▶ _Exercícios_:
A. Indique se cada afirmação concorda com o texto sobre Meirelles, justificando a resposta com as palavras decisivas do texto citadas literalmente: (i) a tese de Meirelles no Coppead tratou de leasing; (ii) o artigo que retificou a biografia de Meirelles foi publicado na Veja; (iii) a área internacional do banco era composta apenas pelo Brasil e pela Argentina.
B. Relacione todos os veículos de comunicação mencionados pelo nome no texto sobre Meirelles.

▶ _Texto_:

Meu primeiro contato com Meirelles foi para levantar a matemática financeira do leasing – para a coluna sobre matemática financeira que mantinha no Dinheiro Vivo. Aliás, sua tese, no Coppead – onde se formou – foi sobre leasing. 

Depois, na TV Gazeta, levei-o algumas vezes para entrevistas. Ele chegava acompanhado de meia dúzia de seguranças, uma extravagância que não era seguida nem por presidentes de bancos maiores. Fazia o mesmo quando ia consultar com seu psiquiatra em um prédio da alameda Lorena. 

Mais tarde, quando montei a Agência Dinheiro Vivo, tínhamos um programa na rádio Scala. O Boston decidiu patrocinar. Depois, uma antiga amiga dele me disse que Meirelles escolheu o programa porque frequentava aulas de dança e a Scala tinha um repertório de músicas dançantes. 

O grande vendedor 

E aí chegamos à reportagem de Veja. 

No dia 19 de dezembro de 2002 publiquei um artigo na Folha retificando sua biografia. 

Sobre seu sucesso no banco: “De executivos brasileiros que conheceram bem o trabalho de Meirelles em Boston, fica-se sabendo que era considerado excelente vendedor, conquistando muitos clientes para um banco que nunca teve atuação dinâmica na região. A capacidade de conquistar clientes e vender produtos é a chave do seu sucesso, não a administração, as finanças ou o planejamento”. 

Contava, também, que Global President não significava presidente global – como fazia crer a reportagem de Eurípides -, mas presidente da área internacional do banco, composta apenas pelo Brasil e pela Argentina.

▶ _Linhas fornecidas_:

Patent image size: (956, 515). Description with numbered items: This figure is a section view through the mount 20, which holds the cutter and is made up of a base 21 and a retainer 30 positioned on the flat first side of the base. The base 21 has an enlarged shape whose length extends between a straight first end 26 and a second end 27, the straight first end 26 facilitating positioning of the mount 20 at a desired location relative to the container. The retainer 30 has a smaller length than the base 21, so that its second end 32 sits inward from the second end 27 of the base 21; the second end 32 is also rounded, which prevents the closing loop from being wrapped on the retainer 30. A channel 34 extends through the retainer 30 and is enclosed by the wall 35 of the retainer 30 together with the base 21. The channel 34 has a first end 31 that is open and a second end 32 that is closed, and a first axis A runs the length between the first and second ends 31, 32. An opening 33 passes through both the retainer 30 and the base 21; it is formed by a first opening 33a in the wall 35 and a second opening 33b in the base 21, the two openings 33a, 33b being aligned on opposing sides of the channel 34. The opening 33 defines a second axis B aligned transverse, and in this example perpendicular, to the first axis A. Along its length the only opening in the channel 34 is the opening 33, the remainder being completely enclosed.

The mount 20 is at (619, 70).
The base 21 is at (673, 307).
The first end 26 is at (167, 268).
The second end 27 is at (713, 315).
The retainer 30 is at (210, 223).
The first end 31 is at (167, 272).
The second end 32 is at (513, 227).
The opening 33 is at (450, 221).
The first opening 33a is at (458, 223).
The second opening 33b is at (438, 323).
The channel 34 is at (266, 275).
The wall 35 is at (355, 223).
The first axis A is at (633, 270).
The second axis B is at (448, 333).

▶ _Respostas_:
A.
(i) Sim: "sua tese, no Coppead – onde se formou – foi sobre leasing".
(ii) Não: "No dia 19 de dezembro de 2002 publiquei um artigo na Folha retificando sua biografia."
(iii) Sim: "presidente da área internacional do banco, composta apenas pelo Brasil e pela Argentina".

B. Dinheiro Vivo, TV Gazeta, Agência Dinheiro Vivo, rádio Scala, Veja, Folha